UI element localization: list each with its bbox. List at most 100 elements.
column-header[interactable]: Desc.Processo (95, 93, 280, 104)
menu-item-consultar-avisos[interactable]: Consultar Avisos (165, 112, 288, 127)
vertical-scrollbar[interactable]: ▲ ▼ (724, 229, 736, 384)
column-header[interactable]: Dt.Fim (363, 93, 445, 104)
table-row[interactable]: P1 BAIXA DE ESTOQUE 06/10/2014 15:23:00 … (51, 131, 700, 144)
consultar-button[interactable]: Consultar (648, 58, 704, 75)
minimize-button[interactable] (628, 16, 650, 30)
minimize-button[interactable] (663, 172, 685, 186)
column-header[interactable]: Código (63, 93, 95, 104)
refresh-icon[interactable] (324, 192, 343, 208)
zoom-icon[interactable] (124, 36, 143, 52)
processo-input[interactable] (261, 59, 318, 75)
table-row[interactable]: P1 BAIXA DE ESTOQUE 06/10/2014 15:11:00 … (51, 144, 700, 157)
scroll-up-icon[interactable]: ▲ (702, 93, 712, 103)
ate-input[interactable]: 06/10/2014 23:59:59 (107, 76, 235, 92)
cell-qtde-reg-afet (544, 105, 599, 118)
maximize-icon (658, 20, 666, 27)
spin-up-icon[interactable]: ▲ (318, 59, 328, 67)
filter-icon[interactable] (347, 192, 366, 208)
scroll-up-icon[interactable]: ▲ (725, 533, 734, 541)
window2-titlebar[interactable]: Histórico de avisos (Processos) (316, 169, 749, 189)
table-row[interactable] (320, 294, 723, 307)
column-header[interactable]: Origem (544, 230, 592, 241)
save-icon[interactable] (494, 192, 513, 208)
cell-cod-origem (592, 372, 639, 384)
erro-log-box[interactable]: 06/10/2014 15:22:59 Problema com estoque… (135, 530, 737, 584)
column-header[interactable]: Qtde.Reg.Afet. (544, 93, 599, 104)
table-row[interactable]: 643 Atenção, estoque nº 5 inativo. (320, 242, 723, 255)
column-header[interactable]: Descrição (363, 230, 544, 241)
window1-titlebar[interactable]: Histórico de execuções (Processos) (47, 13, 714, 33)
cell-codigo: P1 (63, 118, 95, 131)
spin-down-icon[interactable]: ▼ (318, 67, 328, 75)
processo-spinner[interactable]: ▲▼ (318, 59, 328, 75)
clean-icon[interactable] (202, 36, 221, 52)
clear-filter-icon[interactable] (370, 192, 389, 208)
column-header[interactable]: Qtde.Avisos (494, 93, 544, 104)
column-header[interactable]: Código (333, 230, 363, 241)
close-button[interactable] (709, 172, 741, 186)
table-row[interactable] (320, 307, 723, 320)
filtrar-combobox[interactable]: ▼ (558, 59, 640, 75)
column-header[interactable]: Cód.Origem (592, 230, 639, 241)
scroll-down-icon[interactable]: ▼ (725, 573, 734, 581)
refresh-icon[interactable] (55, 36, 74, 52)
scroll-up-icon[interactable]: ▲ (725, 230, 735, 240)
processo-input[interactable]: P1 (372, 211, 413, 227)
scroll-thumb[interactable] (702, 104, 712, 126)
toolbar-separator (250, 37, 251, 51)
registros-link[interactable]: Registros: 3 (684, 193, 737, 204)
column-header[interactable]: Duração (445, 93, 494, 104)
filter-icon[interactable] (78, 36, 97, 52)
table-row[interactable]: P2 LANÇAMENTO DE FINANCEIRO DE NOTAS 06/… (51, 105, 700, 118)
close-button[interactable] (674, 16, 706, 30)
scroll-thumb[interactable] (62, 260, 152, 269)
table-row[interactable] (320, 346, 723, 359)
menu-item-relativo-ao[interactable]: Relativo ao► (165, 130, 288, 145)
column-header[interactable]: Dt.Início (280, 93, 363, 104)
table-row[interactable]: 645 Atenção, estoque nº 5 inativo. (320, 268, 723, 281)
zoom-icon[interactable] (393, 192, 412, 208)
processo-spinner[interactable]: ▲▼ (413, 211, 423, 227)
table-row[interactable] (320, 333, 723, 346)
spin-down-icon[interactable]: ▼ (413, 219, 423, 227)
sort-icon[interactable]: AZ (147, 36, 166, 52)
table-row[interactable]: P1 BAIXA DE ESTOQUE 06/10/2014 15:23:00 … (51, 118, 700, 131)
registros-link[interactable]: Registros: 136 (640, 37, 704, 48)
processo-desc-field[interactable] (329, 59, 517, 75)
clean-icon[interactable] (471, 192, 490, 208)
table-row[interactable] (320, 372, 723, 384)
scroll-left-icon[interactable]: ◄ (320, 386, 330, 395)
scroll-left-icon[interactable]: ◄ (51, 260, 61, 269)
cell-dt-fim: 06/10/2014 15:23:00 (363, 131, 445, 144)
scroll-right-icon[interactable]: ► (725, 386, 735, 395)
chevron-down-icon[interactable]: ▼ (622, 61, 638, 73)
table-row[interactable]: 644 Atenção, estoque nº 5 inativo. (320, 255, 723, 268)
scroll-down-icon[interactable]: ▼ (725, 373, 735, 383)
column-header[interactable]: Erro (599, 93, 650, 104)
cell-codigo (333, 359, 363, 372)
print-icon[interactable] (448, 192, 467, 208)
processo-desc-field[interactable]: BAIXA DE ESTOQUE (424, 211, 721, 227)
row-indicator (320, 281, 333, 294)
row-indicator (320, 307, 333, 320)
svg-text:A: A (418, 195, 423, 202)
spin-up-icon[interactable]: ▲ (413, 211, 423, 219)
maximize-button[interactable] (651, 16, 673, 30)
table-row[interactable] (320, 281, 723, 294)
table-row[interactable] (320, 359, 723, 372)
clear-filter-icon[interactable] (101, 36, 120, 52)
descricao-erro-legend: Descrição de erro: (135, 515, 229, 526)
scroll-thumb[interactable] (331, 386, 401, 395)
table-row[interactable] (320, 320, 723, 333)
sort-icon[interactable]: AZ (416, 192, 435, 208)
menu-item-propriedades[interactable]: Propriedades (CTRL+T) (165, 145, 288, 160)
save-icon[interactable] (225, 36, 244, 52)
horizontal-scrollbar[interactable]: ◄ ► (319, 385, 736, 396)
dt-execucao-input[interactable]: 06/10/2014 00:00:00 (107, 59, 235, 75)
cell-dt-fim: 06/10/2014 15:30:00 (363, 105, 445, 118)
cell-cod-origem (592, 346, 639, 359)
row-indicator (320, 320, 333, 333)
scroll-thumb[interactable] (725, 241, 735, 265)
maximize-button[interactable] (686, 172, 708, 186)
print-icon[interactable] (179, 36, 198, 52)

+++

Given request: Copy every row above word for word, without changing anything.

Problem solution:
UI element localization: list each with its bbox. List at most 100 elements.
column-header[interactable]: Desc.Processo (95, 93, 280, 104)
menu-item-consultar-avisos[interactable]: Consultar Avisos (165, 112, 288, 127)
vertical-scrollbar[interactable]: ▲ ▼ (724, 229, 736, 384)
column-header[interactable]: Dt.Fim (363, 93, 445, 104)
table-row[interactable]: P1 BAIXA DE ESTOQUE 06/10/2014 15:23:00 … (51, 131, 700, 144)
consultar-button[interactable]: Consultar (648, 58, 704, 75)
minimize-button[interactable] (628, 16, 650, 30)
minimize-button[interactable] (663, 172, 685, 186)
column-header[interactable]: Código (63, 93, 95, 104)
refresh-icon[interactable] (324, 192, 343, 208)
zoom-icon[interactable] (124, 36, 143, 52)
processo-input[interactable] (261, 59, 318, 75)
table-row[interactable]: P1 BAIXA DE ESTOQUE 06/10/2014 15:11:00 … (51, 144, 700, 157)
scroll-up-icon[interactable]: ▲ (702, 93, 712, 103)
ate-input[interactable]: 06/10/2014 23:59:59 (107, 76, 235, 92)
cell-qtde-reg-afet (544, 105, 599, 118)
maximize-icon (658, 20, 666, 27)
spin-up-icon[interactable]: ▲ (318, 59, 328, 67)
filter-icon[interactable] (347, 192, 366, 208)
scroll-up-icon[interactable]: ▲ (725, 533, 734, 541)
window2-titlebar[interactable]: Histórico de avisos (Processos) (316, 169, 749, 189)
table-row[interactable] (320, 294, 723, 307)
column-header[interactable]: Origem (544, 230, 592, 241)
save-icon[interactable] (494, 192, 513, 208)
cell-cod-origem (592, 372, 639, 384)
erro-log-box[interactable]: 06/10/2014 15:22:59 Problema com estoque… (135, 530, 737, 584)
column-header[interactable]: Qtde.Reg.Afet. (544, 93, 599, 104)
table-row[interactable]: 643 Atenção, estoque nº 5 inativo. (320, 242, 723, 255)
column-header[interactable]: Descrição (363, 230, 544, 241)
window1-titlebar[interactable]: Histórico de execuções (Processos) (47, 13, 714, 33)
cell-codigo: P1 (63, 118, 95, 131)
spin-down-icon[interactable]: ▼ (318, 67, 328, 75)
processo-spinner[interactable]: ▲▼ (318, 59, 328, 75)
clean-icon[interactable] (202, 36, 221, 52)
clear-filter-icon[interactable] (370, 192, 389, 208)
column-header[interactable]: Qtde.Avisos (494, 93, 544, 104)
column-header[interactable]: Código (333, 230, 363, 241)
close-button[interactable] (709, 172, 741, 186)
table-row[interactable] (320, 307, 723, 320)
filtrar-combobox[interactable]: ▼ (558, 59, 640, 75)
column-header[interactable]: Cód.Origem (592, 230, 639, 241)
scroll-down-icon[interactable]: ▼ (725, 573, 734, 581)
refresh-icon[interactable] (55, 36, 74, 52)
scroll-up-icon[interactable]: ▲ (725, 230, 735, 240)
processo-input[interactable]: P1 (372, 211, 413, 227)
scroll-thumb[interactable] (702, 104, 712, 126)
toolbar-separator (250, 37, 251, 51)
registros-link[interactable]: Registros: 3 (684, 193, 737, 204)
column-header[interactable]: Duração (445, 93, 494, 104)
filter-icon[interactable] (78, 36, 97, 52)
table-row[interactable]: P2 LANÇAMENTO DE FINANCEIRO DE NOTAS 06/… (51, 105, 700, 118)
close-button[interactable] (674, 16, 706, 30)
scroll-thumb[interactable] (62, 260, 152, 269)
table-row[interactable] (320, 346, 723, 359)
menu-item-relativo-ao[interactable]: Relativo ao► (165, 130, 288, 145)
column-header[interactable]: Dt.Início (280, 93, 363, 104)
table-row[interactable]: 645 Atenção, estoque nº 5 inativo. (320, 268, 723, 281)
zoom-icon[interactable] (393, 192, 412, 208)
processo-spinner[interactable]: ▲▼ (413, 211, 423, 227)
table-row[interactable] (320, 333, 723, 346)
spin-down-icon[interactable]: ▼ (413, 219, 423, 227)
sort-icon[interactable]: AZ (147, 36, 166, 52)
table-row[interactable]: P1 BAIXA DE ESTOQUE 06/10/2014 15:23:00 … (51, 118, 700, 131)
registros-link[interactable]: Registros: 136 (640, 37, 704, 48)
processo-desc-field[interactable] (329, 59, 517, 75)
clean-icon[interactable] (471, 192, 490, 208)
table-row[interactable] (320, 372, 723, 384)
scroll-left-icon[interactable]: ◄ (320, 386, 330, 395)
scroll-left-icon[interactable]: ◄ (51, 260, 61, 269)
cell-dt-fim: 06/10/2014 15:23:00 (363, 131, 445, 144)
scroll-right-icon[interactable]: ► (725, 386, 735, 395)
chevron-down-icon[interactable]: ▼ (622, 61, 638, 73)
table-row[interactable]: 644 Atenção, estoque nº 5 inativo. (320, 255, 723, 268)
scroll-down-icon[interactable]: ▼ (725, 373, 735, 383)
column-header[interactable]: Erro (599, 93, 650, 104)
cell-codigo (333, 359, 363, 372)
print-icon[interactable] (448, 192, 467, 208)
processo-desc-field[interactable]: BAIXA DE ESTOQUE (424, 211, 721, 227)
row-indicator (320, 281, 333, 294)
row-indicator (320, 307, 333, 320)
svg-text:A: A (418, 195, 423, 202)
spin-up-icon[interactable]: ▲ (413, 211, 423, 219)
maximize-button[interactable] (651, 16, 673, 30)
table-row[interactable] (320, 281, 723, 294)
table-row[interactable] (320, 359, 723, 372)
clear-filter-icon[interactable] (101, 36, 120, 52)
descricao-erro-legend: Descrição de erro: (135, 515, 229, 526)
scroll-thumb[interactable] (331, 386, 401, 395)
table-row[interactable] (320, 320, 723, 333)
sort-icon[interactable]: AZ (416, 192, 435, 208)
menu-item-propriedades[interactable]: Propriedades (CTRL+T) (165, 145, 288, 160)
save-icon[interactable] (225, 36, 244, 52)
horizontal-scrollbar[interactable]: ◄ ► (319, 385, 736, 396)
dt-execucao-input[interactable]: 06/10/2014 00:00:00 (107, 59, 235, 75)
cell-dt-fim: 06/10/2014 15:30:00 (363, 105, 445, 118)
cell-cod-origem (592, 346, 639, 359)
row-indicator (320, 320, 333, 333)
scroll-thumb[interactable] (725, 241, 735, 265)
maximize-button[interactable] (686, 172, 708, 186)
print-icon[interactable] (179, 36, 198, 52)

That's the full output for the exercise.